Look through the records that follow. Copy every line containing the word "right".
>> START
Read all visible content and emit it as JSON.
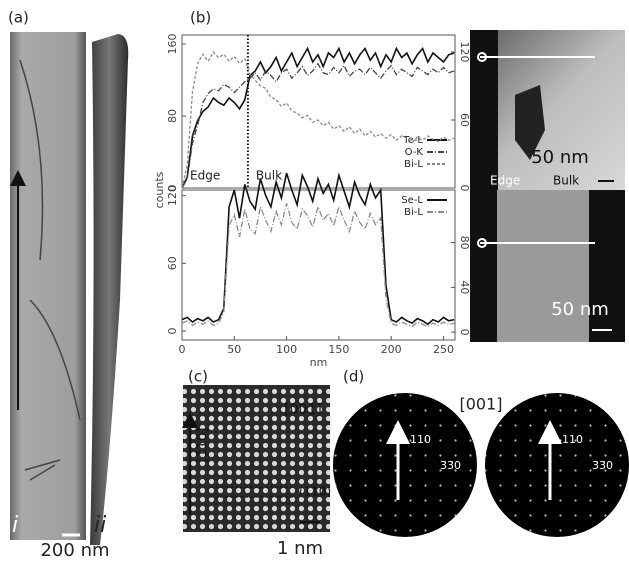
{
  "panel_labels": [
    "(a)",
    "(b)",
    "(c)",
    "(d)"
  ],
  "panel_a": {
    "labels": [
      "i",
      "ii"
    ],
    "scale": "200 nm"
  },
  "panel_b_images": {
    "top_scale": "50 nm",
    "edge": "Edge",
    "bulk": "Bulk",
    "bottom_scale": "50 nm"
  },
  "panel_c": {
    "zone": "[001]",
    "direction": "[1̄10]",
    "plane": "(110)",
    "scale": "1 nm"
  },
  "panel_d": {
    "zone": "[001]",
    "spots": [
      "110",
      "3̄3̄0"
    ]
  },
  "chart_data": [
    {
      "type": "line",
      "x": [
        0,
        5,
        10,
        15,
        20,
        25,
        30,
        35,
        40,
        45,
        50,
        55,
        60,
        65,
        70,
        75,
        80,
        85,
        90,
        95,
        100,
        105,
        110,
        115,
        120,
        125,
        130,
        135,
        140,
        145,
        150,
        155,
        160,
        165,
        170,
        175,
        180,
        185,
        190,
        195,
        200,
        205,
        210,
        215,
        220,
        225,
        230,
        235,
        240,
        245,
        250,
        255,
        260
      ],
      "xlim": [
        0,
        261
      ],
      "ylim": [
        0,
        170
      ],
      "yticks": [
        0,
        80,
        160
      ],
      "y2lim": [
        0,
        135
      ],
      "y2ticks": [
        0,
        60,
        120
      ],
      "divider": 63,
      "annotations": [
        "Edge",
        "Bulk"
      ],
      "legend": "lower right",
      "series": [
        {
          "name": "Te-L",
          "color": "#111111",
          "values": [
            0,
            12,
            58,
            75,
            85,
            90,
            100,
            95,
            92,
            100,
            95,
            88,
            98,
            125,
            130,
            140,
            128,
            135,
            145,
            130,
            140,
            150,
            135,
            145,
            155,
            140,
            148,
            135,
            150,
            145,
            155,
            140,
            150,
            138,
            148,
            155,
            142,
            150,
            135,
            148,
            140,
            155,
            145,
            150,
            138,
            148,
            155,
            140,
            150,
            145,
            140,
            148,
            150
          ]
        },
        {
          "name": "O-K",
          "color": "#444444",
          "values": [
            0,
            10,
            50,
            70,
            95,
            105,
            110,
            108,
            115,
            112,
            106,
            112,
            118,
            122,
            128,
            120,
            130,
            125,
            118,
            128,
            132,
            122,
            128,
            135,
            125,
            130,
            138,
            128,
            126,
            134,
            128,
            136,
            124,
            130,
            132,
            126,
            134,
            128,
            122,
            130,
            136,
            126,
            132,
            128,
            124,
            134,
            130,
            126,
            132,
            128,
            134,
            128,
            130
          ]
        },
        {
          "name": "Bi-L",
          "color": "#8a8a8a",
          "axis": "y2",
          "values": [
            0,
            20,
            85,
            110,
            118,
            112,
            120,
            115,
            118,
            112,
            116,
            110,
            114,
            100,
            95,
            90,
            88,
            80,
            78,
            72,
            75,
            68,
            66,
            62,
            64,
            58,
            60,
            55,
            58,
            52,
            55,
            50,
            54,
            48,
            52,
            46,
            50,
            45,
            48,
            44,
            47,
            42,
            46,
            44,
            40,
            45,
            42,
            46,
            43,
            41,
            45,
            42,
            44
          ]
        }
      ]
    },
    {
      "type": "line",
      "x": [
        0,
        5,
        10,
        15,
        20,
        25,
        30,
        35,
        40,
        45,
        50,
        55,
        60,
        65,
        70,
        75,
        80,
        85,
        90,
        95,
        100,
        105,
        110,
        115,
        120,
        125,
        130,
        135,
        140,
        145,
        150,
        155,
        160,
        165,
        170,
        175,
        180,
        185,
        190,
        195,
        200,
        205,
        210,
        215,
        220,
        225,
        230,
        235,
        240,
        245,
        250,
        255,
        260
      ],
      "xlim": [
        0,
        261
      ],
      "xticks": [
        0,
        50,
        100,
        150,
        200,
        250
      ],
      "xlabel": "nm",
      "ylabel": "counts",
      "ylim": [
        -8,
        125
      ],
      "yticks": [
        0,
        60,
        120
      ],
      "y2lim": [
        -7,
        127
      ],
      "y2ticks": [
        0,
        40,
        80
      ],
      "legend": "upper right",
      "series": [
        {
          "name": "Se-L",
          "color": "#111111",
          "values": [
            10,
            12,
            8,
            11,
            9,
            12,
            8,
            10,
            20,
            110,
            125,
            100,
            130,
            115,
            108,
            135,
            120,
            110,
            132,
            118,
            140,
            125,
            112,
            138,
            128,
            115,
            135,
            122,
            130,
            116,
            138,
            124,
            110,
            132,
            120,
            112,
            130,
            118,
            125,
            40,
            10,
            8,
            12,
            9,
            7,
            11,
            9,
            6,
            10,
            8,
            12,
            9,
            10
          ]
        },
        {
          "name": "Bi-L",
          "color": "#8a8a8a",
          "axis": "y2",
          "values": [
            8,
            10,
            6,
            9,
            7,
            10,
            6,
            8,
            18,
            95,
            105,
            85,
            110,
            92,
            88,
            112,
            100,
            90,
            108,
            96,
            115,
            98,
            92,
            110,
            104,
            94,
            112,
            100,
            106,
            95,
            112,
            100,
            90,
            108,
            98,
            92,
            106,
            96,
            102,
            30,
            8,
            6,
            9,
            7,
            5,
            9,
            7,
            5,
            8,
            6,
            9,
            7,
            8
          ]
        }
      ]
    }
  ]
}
>> END
Answer to the task:
      "legend": "lower right",
      "legend": "upper right",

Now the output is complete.